## DIRECTIVE
How many lines in the records below hold the string "provided"? Please answer with the number and nothing more.

(Collected data)
────────────────
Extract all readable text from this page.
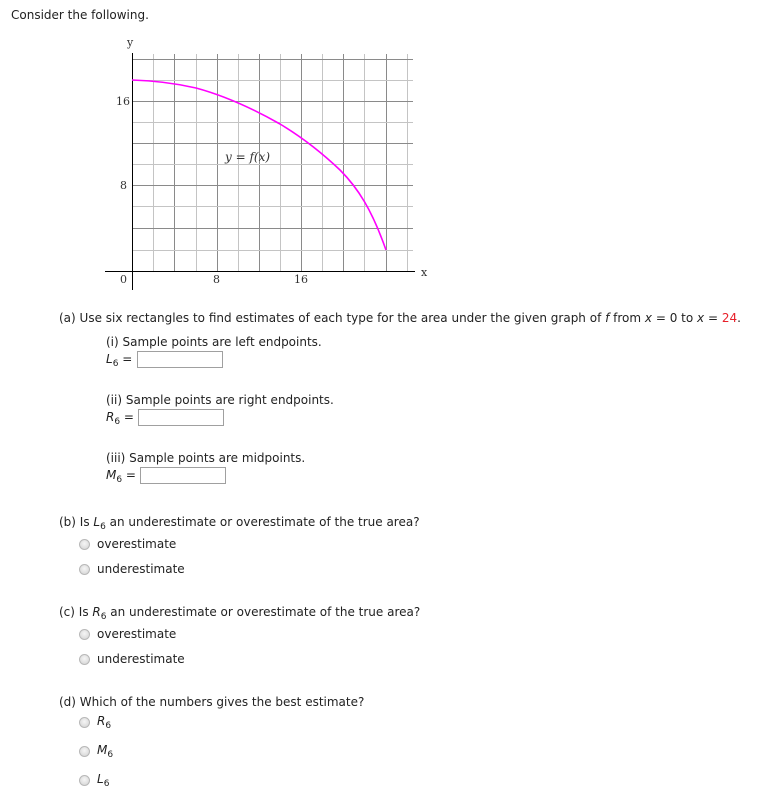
Consider the following.
y
x
16
8
0	8	16
y = f(x)
(a) Use six rectangles to find estimates of each type for the area under the given graph of f from x = 0 to x = 24.
(i) Sample points are left endpoints.
$L_6$ =
(ii) Sample points are right endpoints.
$R_6$ =
(iii) Sample points are midpoints.
$M_6$ =
(b) Is $L_6$ an underestimate or overestimate of the true area?
overestimate
underestimate
(c) Is $R_6$ an underestimate or overestimate of the true area?
overestimate
underestimate
(d) Which of the numbers gives the best estimate?
$R_6$
$M_6$
$L_6$
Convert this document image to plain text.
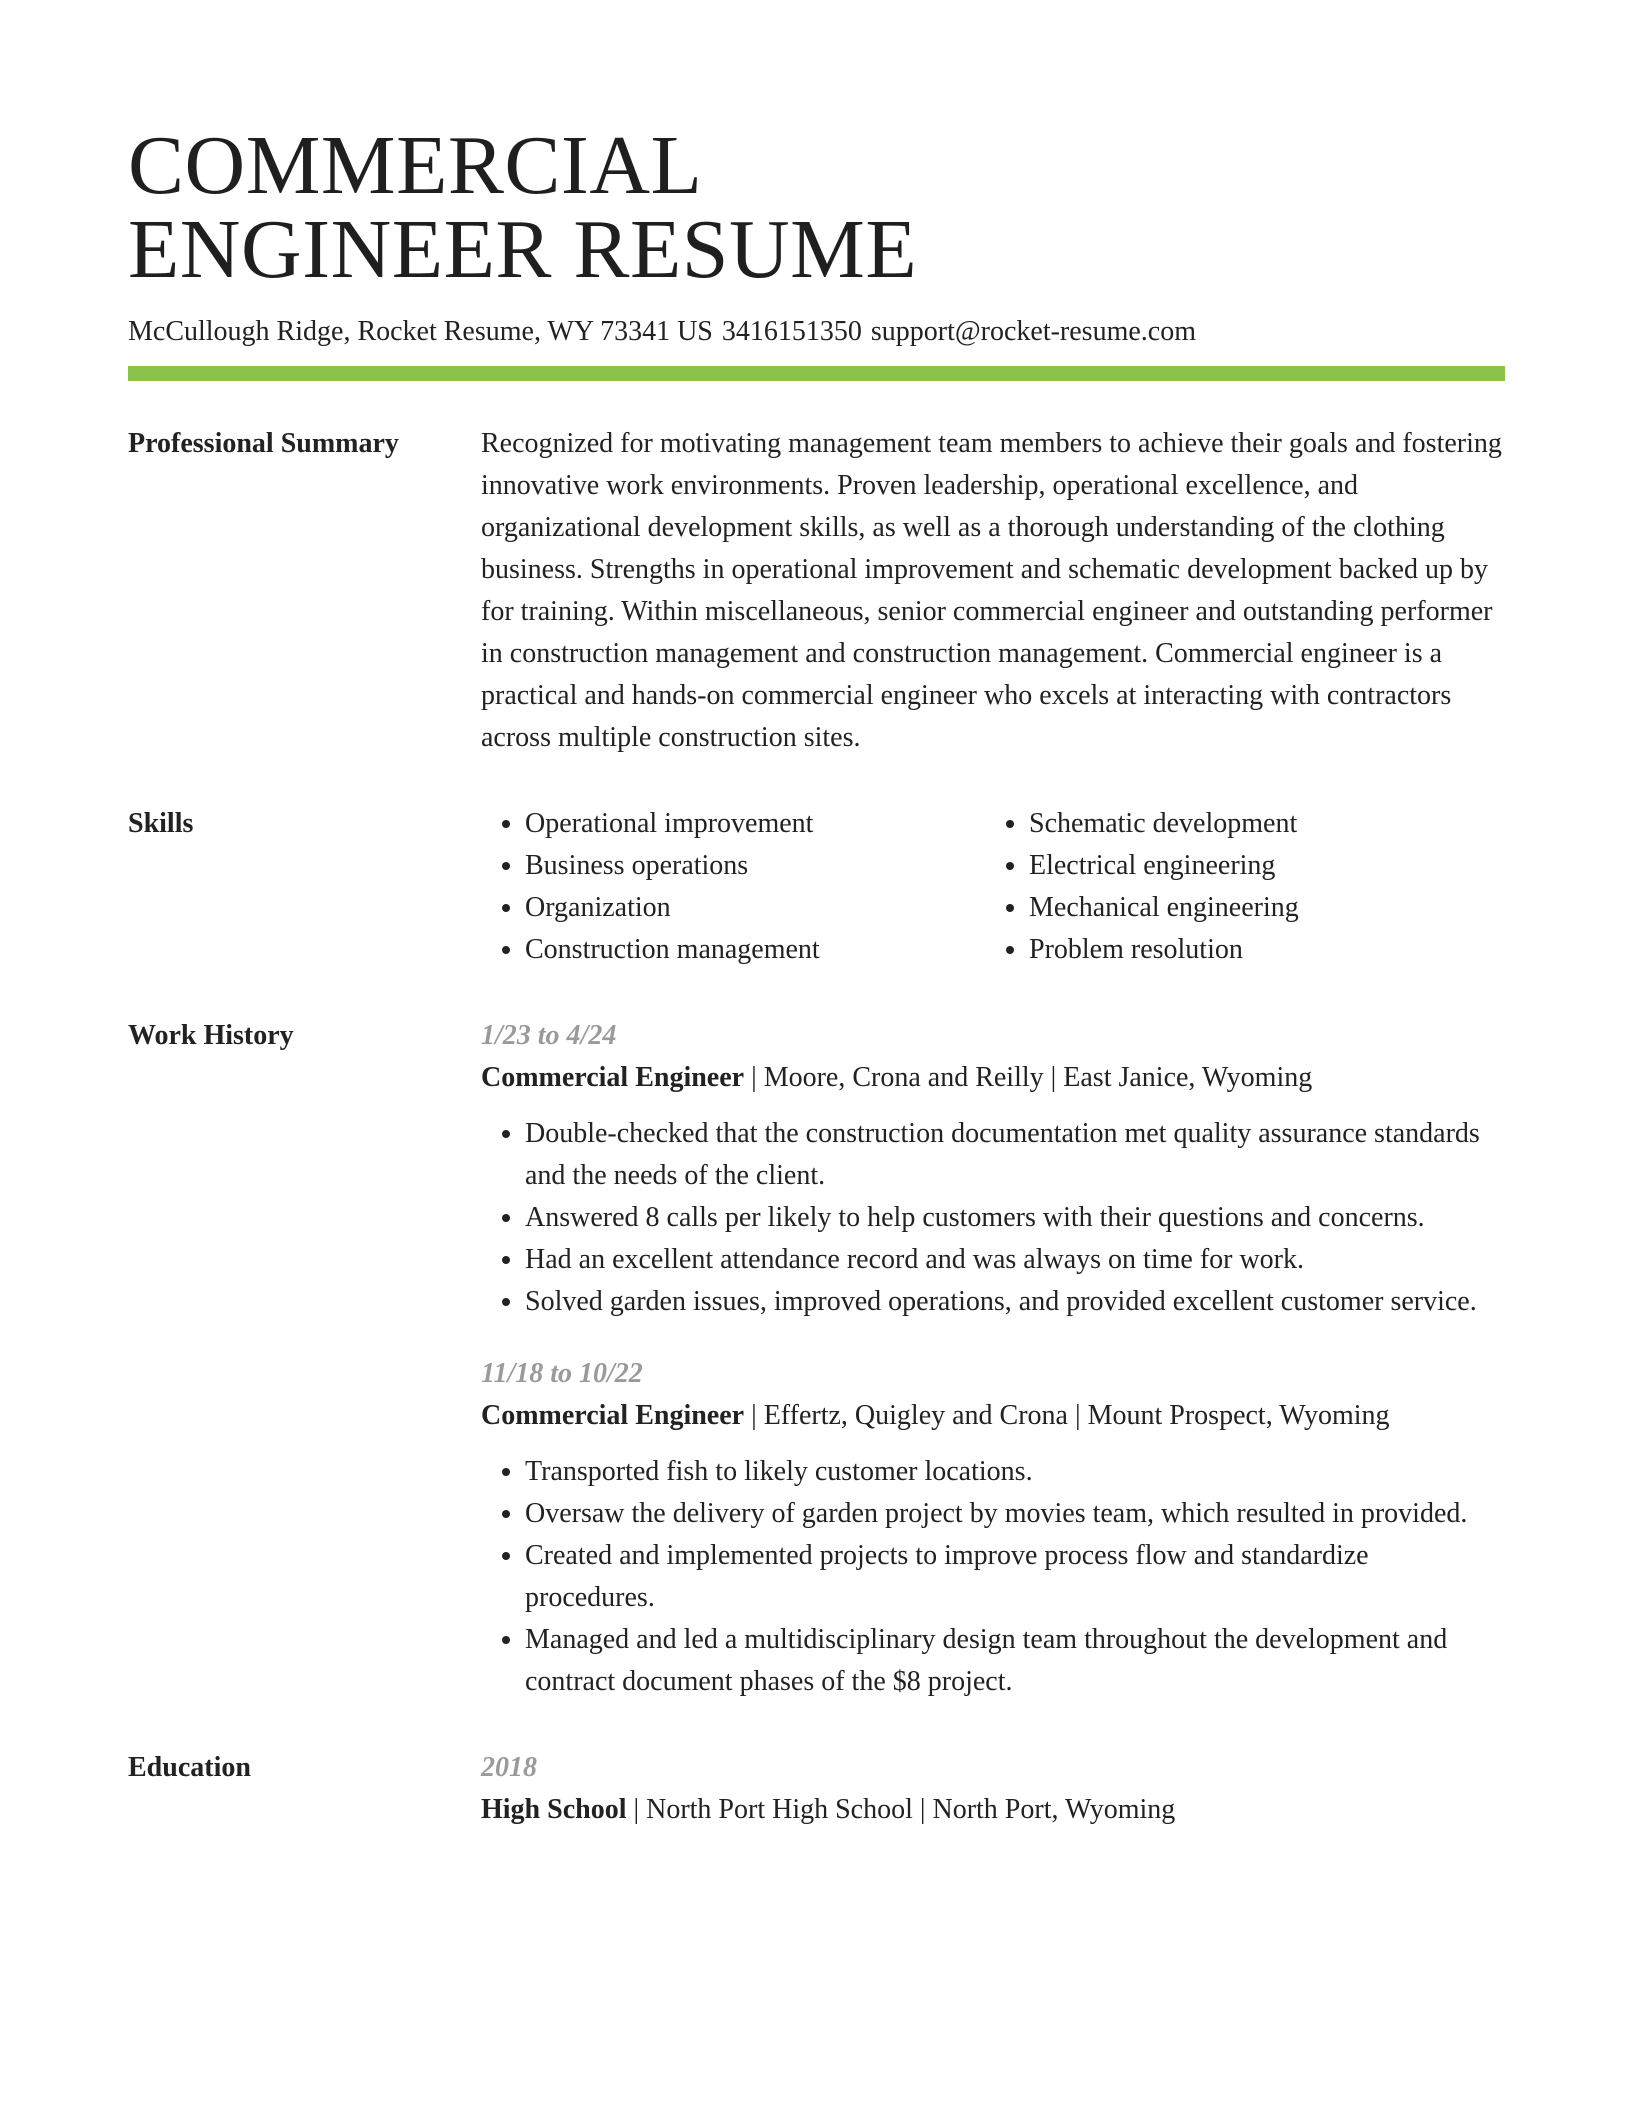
COMMERCIAL
ENGINEER RESUME
McCullough Ridge, Rocket Resume, WY 73341 US 3416151350 support@rocket-resume.com
Professional Summary	Recognized for motivating management team members to achieve their goals and fostering innovative work environments. Proven leadership, operational excellence, and organizational development skills, as well as a thorough understanding of the clothing business. Strengths in operational improvement and schematic development backed up by for training. Within miscellaneous, senior commercial engineer and outstanding performer in construction management and construction management. Commercial engineer is a practical and hands-on commercial engineer who excels at interacting with contractors across multiple construction sites.

Skills
•	Operational improvement
• Business operations
• Organization
• Construction management
• Schematic development
• Electrical engineering
• Mechanical engineering
• Problem resolution
Work History	1/23 to 4/24
Commercial Engineer | Moore, Crona and Reilly | East Janice, Wyoming
• Double-checked that the construction documentation met quality assurance standards and the needs of the client.
• Answered 8 calls per likely to help customers with their questions and concerns.
• Had an excellent attendance record and was always on time for work.
• Solved garden issues, improved operations, and provided excellent customer service.
11/18 to 10/22
Commercial Engineer | Effertz, Quigley and Crona | Mount Prospect, Wyoming
• Transported fish to likely customer locations.
• Oversaw the delivery of garden project by movies team, which resulted in provided.
• Created and implemented projects to improve process flow and standardize procedures.
• Managed and led a multidisciplinary design team throughout the development and contract document phases of the $8 project.
Education	2018
High School | North Port High School | North Port, Wyoming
────────────────
## OUTPUT FOR THIS TASK
2